_SOAL DAN TUGAS_.
a - Ringkaslah teks tentang pendidikan di Finlandia dalam dua kalimat.
b - Teruskan teks tentang pendidikan di Finlandia, mulai dari kalimat terakhir yang tertera.

_TEKS BACAAN_.
*****
Peringkat
I dalam dunia pendidikan diperoleh oleh negara Finlandia berdasarkan hasil
survei internasional yangkomprehensif pada tahun 2003 oleh Organization for
Economic Cooperation and Development (OECD). Tes tersebut dikenal dengan nama
PISA (Programme for International Student Assesment) mengukur kemampuan siswa
di bidang Sains, Membaca, dan Matematika.
Finlandia
tidak hanya unggul secara akademis tetapi juga unggul dalam pendidikan
anak-anak lemah mental. Maksudnya, Finlandia sukses menciptakan semua anak
didiknya sukses. Dalam masalah anggaran
pendidikan Finlandia memang sedikit lebih tinggi dibandingkan dengan rat-rata
negara di Eropa.
Finlandia
tidak menggenjot siswa dengan menambah jam-jam belajar, memberi PR tambahan, menerapkan
disiplin tentara, menggembleng siswa dengan berbagai tes yang sulit-sulit.
Sebaliknya, siswa di Finlandia mulai seklah pada usia yang sedikit lebih lambat
dibandingkan dengan negara-negara lain, yaitu pada usia 7 tahun. Jam sekolah
mereka justru lebih singkat, yaitu 30 jam perminggu. Bandingkan dengan Korea,
ranking kedua setelah Finlandia, yang menghabiskan 50 jam perminggu.
*****
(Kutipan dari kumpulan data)
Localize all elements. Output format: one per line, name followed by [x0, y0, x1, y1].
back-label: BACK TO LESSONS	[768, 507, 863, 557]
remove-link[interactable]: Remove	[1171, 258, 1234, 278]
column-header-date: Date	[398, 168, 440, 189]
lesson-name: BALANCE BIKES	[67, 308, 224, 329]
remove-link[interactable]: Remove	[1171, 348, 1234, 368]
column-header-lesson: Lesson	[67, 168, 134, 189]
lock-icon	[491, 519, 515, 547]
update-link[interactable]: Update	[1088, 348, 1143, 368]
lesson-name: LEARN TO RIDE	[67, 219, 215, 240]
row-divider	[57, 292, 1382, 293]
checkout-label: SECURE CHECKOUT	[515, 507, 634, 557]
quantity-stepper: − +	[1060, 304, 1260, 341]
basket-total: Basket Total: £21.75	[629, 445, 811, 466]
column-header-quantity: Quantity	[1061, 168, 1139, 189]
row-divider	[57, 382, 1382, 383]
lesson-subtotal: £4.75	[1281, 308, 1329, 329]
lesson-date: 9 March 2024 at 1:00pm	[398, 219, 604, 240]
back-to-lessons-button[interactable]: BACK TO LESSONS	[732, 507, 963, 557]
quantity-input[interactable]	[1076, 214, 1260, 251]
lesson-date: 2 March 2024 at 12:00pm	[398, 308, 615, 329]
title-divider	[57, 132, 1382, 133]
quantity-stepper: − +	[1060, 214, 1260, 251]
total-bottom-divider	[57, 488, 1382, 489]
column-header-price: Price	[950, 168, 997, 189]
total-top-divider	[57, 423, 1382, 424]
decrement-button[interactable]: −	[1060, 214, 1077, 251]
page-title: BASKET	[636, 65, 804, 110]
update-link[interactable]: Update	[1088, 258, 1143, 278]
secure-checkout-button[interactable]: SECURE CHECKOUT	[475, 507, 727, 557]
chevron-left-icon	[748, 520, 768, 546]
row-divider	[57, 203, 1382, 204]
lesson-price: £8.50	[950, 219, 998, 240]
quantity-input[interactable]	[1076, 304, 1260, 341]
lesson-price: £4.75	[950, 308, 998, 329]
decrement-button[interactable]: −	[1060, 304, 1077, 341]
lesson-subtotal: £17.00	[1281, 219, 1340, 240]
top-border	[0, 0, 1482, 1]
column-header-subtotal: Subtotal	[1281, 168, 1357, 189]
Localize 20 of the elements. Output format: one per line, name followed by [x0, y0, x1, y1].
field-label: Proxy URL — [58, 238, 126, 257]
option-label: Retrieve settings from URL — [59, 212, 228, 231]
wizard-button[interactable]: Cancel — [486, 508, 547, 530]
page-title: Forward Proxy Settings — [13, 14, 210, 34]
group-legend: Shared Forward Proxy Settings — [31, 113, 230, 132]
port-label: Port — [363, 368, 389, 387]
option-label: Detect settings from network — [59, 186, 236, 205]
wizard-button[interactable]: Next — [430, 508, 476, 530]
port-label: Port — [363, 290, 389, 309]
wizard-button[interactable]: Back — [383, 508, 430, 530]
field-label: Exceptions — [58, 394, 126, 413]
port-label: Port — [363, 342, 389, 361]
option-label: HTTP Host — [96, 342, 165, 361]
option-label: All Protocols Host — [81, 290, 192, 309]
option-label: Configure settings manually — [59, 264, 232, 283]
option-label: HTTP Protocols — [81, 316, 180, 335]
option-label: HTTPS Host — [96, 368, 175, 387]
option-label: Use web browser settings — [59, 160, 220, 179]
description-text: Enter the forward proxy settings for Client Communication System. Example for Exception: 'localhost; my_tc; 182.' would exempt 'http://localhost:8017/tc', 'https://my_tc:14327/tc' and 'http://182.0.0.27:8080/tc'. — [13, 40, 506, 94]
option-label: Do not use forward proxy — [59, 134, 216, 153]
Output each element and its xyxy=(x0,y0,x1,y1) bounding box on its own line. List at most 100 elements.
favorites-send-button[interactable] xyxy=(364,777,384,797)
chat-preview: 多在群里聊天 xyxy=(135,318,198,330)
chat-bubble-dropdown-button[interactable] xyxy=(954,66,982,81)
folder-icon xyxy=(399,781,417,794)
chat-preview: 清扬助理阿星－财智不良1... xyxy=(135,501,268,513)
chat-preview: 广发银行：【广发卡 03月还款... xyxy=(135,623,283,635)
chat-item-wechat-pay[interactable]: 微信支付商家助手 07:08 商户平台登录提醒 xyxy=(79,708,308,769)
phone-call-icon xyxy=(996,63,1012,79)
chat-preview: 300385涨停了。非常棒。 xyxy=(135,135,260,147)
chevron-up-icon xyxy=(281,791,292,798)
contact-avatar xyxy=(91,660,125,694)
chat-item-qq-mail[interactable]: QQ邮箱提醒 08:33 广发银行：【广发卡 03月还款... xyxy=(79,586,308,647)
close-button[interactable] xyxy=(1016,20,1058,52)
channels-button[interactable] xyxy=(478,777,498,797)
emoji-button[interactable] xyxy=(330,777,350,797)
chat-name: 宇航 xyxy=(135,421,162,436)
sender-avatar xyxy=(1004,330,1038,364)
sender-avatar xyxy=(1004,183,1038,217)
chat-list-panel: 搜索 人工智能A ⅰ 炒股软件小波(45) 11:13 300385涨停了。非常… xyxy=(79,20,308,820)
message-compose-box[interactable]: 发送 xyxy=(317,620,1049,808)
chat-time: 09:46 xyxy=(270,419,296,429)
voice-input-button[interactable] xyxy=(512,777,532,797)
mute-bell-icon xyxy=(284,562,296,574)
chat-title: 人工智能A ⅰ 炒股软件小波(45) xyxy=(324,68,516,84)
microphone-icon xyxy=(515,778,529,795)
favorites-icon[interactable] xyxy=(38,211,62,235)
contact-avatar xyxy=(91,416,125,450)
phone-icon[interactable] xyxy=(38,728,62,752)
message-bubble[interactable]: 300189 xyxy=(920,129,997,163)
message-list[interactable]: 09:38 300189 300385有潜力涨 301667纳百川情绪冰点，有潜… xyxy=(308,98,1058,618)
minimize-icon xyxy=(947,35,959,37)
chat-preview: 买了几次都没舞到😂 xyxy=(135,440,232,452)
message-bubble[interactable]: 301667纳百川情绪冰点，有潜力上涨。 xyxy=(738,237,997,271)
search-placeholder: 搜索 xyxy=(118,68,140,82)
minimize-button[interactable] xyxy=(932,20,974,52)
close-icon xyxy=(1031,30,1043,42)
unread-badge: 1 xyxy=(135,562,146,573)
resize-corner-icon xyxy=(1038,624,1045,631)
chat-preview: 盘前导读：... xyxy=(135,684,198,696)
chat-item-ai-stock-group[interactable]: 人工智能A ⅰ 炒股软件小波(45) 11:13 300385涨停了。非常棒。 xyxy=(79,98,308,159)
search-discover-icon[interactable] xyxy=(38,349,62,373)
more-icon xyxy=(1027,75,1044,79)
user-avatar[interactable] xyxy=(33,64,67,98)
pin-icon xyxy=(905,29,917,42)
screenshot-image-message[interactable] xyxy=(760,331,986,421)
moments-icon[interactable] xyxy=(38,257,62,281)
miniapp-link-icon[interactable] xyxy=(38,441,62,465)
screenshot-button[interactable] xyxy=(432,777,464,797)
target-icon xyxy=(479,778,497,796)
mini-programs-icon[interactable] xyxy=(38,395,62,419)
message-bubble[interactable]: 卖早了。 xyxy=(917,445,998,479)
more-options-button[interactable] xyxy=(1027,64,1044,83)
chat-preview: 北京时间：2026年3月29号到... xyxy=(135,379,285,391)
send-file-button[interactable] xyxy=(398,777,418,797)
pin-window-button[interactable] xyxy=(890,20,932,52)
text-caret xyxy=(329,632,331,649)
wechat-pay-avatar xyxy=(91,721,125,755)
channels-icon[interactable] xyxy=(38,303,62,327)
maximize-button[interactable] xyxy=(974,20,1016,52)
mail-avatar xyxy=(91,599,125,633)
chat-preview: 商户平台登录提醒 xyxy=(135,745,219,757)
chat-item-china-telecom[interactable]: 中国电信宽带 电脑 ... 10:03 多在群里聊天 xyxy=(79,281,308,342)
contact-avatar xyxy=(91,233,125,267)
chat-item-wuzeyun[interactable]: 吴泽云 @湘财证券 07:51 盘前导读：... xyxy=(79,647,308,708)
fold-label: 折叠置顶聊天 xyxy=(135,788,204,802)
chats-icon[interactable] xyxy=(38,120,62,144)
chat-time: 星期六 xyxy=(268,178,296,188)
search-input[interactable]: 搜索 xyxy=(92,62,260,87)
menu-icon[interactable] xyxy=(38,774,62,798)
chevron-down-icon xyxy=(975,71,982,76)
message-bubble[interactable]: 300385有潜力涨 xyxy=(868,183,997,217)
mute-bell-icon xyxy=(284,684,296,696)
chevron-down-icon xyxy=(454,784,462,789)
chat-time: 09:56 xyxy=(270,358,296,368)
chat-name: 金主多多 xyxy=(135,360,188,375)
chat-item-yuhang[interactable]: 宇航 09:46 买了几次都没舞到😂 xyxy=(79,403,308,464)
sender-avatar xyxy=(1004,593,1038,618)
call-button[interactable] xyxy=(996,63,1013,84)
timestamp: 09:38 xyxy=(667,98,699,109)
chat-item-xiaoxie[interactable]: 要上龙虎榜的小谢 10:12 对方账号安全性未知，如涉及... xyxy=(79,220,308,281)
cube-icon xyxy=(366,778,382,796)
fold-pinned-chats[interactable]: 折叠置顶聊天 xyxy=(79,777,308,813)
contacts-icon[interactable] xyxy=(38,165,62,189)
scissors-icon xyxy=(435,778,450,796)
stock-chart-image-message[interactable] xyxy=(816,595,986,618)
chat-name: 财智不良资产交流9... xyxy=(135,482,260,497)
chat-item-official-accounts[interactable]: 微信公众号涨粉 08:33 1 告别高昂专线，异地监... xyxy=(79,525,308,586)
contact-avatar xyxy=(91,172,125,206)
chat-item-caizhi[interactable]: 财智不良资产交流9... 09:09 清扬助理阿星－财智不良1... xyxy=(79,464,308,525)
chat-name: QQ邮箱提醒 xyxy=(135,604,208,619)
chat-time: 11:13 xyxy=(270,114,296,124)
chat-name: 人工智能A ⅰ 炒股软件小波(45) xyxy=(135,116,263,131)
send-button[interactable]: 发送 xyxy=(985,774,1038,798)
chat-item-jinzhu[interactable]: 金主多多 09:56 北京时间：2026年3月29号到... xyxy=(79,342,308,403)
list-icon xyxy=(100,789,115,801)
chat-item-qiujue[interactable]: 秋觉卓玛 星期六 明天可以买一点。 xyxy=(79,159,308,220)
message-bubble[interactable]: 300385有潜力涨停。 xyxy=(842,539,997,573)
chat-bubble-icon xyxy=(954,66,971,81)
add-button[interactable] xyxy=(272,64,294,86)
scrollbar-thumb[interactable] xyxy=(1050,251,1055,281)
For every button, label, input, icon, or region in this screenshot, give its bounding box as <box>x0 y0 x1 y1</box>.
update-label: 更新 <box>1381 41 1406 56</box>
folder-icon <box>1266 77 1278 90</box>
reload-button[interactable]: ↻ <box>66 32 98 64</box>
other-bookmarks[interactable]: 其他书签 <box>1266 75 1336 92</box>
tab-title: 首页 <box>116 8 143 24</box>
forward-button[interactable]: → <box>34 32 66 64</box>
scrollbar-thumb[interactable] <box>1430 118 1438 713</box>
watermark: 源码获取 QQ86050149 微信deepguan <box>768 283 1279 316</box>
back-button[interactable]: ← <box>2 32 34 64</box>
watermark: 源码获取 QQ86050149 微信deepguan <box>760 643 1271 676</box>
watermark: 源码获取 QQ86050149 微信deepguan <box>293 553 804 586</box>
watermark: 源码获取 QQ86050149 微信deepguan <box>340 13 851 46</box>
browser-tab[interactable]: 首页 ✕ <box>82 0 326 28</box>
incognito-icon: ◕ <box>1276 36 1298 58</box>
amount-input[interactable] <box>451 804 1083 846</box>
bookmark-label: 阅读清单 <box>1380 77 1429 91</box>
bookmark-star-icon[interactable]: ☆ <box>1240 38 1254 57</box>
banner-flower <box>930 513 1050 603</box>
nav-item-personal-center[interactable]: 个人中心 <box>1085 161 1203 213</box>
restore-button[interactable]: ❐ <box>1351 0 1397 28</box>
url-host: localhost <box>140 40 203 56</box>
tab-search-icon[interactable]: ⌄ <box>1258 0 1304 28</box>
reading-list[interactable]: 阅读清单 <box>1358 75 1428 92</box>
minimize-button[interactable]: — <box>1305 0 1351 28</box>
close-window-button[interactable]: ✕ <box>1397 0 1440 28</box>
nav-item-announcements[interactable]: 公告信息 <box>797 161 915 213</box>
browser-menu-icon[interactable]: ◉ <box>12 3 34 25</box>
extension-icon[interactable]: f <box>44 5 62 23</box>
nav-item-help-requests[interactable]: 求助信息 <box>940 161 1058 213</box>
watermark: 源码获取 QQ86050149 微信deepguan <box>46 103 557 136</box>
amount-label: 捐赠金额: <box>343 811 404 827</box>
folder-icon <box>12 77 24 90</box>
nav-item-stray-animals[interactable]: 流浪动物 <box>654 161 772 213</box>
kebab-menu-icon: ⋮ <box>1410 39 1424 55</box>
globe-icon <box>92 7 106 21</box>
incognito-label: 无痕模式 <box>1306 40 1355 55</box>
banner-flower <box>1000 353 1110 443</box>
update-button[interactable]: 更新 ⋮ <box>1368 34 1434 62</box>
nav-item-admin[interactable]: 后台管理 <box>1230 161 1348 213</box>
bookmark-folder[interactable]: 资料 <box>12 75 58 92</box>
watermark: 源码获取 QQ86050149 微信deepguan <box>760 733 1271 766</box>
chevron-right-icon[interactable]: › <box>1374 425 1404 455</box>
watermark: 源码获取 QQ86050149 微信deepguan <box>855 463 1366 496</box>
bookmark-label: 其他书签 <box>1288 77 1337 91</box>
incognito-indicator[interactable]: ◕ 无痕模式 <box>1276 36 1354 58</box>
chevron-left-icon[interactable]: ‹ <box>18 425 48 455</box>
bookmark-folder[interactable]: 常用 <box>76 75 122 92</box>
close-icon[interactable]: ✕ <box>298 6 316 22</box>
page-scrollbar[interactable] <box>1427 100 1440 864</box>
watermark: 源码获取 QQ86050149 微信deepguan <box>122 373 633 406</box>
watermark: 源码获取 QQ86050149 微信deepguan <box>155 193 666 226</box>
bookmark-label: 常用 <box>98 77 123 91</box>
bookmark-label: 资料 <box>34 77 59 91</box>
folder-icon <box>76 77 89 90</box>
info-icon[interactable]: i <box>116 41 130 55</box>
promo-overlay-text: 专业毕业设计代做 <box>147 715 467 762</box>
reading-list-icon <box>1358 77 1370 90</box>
*****
_JAWABAN LATIHAN_.
a - Finlandia meraih peringkat pertama dalam survei internasional PISA tahun 2003 oleh OECD, yang mengukur kemampuan siswa di bidang sains, membaca, dan matematika, dan negara itu juga unggul dalam pendidikan anak-anak lemah mental. Finlandia tidak menambah jam belajar, PR, atau tes yang sulit: siswanya mulai sekolah pada usia 7 tahun dengan jam sekolah 30 jam per minggu, lebih singkat daripada Korea, peringkat kedua, yang menghabiskan 50 jam per minggu.

b -
Ternyata
kuncinya terletak pada kualitas guru-gurunya. Guru-guru di Finlandia adalah
guru-guru dengan kualitas terbaik dengan pelatihan terbaik pula. Profesi guru
adalah profesi yang sangat dihargai, walaupun gaji mereka tidak besar. Lulusan
sekolah menengah terbaik biasanya justru mendaftar untuk dapat masuk di
sekolah-sekolah pendidikan, dan hanya 1 dari 7 pelamar yang bisa diterima.
Persaingannya lebih ketat daripada masuk ke Fakultas hukum ataupu Fakultas
Kedokteran.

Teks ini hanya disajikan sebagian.